The magistrates on the bench were the Mayor (Mr CC Graham), Alderman V Fowler, Alderman Rowntree and Mr AJ Tugwell.

Mr Russell Richardson was for the defendant and apologised for her absence as she was attending her brother’s funeral.

The Chief Constable said defendant was in the habit of selling butter at the Scarborough Market Hall, and she was registered as a retailer of butter.

PC Tilburn saw her sell two 10oz rolls of butter to a Mrs Nelson, of Scarborough. The constable spoke to Mrs Nelson after she had left the stall, and Mrs Nelson went back to Mrs Hepples and said, “This man says I must not buy it.” Mrs Hepples took the butter back and gave Mrs Nelson 2s 10d which she had paid for the butter.

The constable ascertained that Mrs Nelson was registered for butter with Messrs Wallis and Blakely, South Street.

Mrs Hepples told the constable that she sold the butter because she had some left and did not want to take it home again.

Mr Windsor said he wished to represent to the magistrates that up to very recently this practice of selling butter had been going on extensively by nearly all the butter sellers in the market.

They had got the idea that they could sell to anybody, no matter if they were registered or not, and it was in consequence of that impression that PC Tilburn gave a general warning on the 23rd of May.

PC Tilburn gave evidence in support of the Chief Constable’s statement.

Mr Richardson, on behalf of his client, pleaded guilty to a technical offence.

The butter was returned immediately and therefore it was not a case of a person obtaining more than she was entitled to.

She did not understand she could only sell to registered customers otherwise she would not have taken 90 ounces of butter into the market more than she had registered customers for.

* [Task details]:
Decide whether each statement agrees with the court report on the butter sale: 1. Mrs Nelson had paid 2s 10d for the butter. 2. Mrs Nelson was registered for butter with Mrs Hepples. 3. PC Tilburn gave a general warning on the 23rd of May. Answer yes or no for each, quoting the deciding words of the report.

* [Supplied material]:
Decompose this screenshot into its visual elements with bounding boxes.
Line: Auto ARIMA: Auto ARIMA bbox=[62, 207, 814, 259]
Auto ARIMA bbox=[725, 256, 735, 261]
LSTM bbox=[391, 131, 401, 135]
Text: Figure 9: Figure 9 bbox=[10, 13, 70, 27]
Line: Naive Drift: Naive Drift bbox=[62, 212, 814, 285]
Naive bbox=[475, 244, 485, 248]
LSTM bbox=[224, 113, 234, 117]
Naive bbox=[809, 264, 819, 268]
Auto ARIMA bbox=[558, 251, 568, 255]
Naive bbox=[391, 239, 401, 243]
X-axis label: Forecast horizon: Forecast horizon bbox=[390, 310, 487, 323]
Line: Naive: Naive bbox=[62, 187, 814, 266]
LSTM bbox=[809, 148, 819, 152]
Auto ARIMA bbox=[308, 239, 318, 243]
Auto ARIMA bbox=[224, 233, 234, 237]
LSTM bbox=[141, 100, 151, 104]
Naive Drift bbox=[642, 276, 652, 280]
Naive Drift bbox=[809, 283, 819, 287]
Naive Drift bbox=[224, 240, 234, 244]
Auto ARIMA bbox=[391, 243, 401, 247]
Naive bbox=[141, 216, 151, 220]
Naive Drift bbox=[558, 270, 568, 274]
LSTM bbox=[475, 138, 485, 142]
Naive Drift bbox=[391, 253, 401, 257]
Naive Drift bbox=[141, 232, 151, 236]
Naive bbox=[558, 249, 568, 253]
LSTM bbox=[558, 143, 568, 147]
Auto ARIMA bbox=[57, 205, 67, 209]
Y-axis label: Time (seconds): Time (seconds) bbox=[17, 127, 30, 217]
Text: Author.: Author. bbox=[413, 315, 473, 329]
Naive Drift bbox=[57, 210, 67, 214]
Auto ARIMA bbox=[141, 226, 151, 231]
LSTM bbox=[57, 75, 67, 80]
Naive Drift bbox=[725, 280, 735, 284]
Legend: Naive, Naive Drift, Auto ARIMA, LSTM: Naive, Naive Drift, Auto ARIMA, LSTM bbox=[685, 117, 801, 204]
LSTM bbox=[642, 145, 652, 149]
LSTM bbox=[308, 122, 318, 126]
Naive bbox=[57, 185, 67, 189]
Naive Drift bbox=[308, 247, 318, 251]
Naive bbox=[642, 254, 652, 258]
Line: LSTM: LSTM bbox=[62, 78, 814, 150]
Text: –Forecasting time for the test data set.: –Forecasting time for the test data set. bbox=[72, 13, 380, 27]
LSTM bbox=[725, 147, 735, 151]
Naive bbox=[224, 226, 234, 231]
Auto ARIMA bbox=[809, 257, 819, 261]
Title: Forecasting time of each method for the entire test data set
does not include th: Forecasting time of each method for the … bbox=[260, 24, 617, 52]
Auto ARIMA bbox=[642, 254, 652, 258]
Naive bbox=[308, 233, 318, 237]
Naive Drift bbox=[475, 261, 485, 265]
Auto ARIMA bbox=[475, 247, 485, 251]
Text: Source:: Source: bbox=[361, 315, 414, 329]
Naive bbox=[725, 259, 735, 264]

* [Solved problem]:
1. Yes: "gave Mrs Nelson 2s 10d which she had paid for the butter"
2. No: "Mrs Nelson was registered for butter with Messrs Wallis and Blakely, South Street"
3. Yes: "PC Tilburn gave a general warning on the 23rd of May"